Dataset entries
———

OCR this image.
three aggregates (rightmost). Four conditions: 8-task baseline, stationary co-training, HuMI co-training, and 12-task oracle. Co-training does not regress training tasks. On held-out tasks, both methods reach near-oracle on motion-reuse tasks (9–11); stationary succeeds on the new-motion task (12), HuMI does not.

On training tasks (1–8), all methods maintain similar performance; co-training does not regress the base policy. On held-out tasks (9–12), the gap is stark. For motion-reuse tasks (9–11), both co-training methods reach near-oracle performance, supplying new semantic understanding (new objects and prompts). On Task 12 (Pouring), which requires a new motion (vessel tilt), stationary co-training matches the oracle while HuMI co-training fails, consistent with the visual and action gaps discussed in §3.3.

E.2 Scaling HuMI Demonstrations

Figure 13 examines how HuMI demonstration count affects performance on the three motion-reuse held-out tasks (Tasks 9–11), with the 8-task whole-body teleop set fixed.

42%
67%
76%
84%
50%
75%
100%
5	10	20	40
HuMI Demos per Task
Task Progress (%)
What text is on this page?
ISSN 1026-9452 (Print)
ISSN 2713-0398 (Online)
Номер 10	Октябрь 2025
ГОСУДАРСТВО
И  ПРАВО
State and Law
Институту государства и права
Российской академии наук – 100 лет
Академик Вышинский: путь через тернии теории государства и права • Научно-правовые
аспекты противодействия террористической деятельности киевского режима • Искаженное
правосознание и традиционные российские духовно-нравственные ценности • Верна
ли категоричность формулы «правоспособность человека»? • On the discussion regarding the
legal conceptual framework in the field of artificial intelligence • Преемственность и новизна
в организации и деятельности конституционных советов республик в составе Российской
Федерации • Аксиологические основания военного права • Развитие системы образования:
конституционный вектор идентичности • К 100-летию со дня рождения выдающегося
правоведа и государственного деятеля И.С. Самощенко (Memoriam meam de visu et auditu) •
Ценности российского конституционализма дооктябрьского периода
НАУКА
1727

———

Copy out all of the data exactly, leaving nothing out.

_Solution to the exercise_.
OCR this image.
three aggregates (rightmost). Four conditions: 8-task baseline, stationary co-training, HuMI co-training, and 12-task oracle. Co-training does not regress training tasks. On held-out tasks, both methods reach near-oracle on motion-reuse tasks (9–11); stationary succeeds on the new-motion task (12), HuMI does not.

On training tasks (1–8), all methods maintain similar performance; co-training does not regress the base policy. On held-out tasks (9–12), the gap is stark. For motion-reuse tasks (9–11), both co-training methods reach near-oracle performance, supplying new semantic understanding (new objects and prompts). On Task 12 (Pouring), which requires a new motion (vessel tilt), stationary co-training matches the oracle while HuMI co-training fails, consistent with the visual and action gaps discussed in §3.3.

E.2 Scaling HuMI Demonstrations

Figure 13 examines how HuMI demonstration count affects performance on the three motion-reuse held-out tasks (Tasks 9–11), with the 8-task whole-body teleop set fixed.

42%
67%
76%
84%
50%
75%
100%
5	10	20	40
HuMI Demos per Task
Task Progress (%)
What text is on this page?
ISSN 1026-9452 (Print)
ISSN 2713-0398 (Online)
Номер 10	Октябрь 2025
ГОСУДАРСТВО
И  ПРАВО
State and Law
Институту государства и права
Российской академии наук – 100 лет
Академик Вышинский: путь через тернии теории государства и права • Научно-правовые
аспекты противодействия террористической деятельности киевского режима • Искаженное
правосознание и традиционные российские духовно-нравственные ценности • Верна
ли категоричность формулы «правоспособность человека»? • On the discussion regarding the
legal conceptual framework in the field of artificial intelligence • Преемственность и новизна
в организации и деятельности конституционных советов республик в составе Российской
Федерации • Аксиологические основания военного права • Развитие системы образования:
конституционный вектор идентичности • К 100-летию со дня рождения выдающегося
правоведа и государственного деятеля И.С. Самощенко (Memoriam meam de visu et auditu) •
Ценности российского конституционализма дооктябрьского периода
НАУКА
1727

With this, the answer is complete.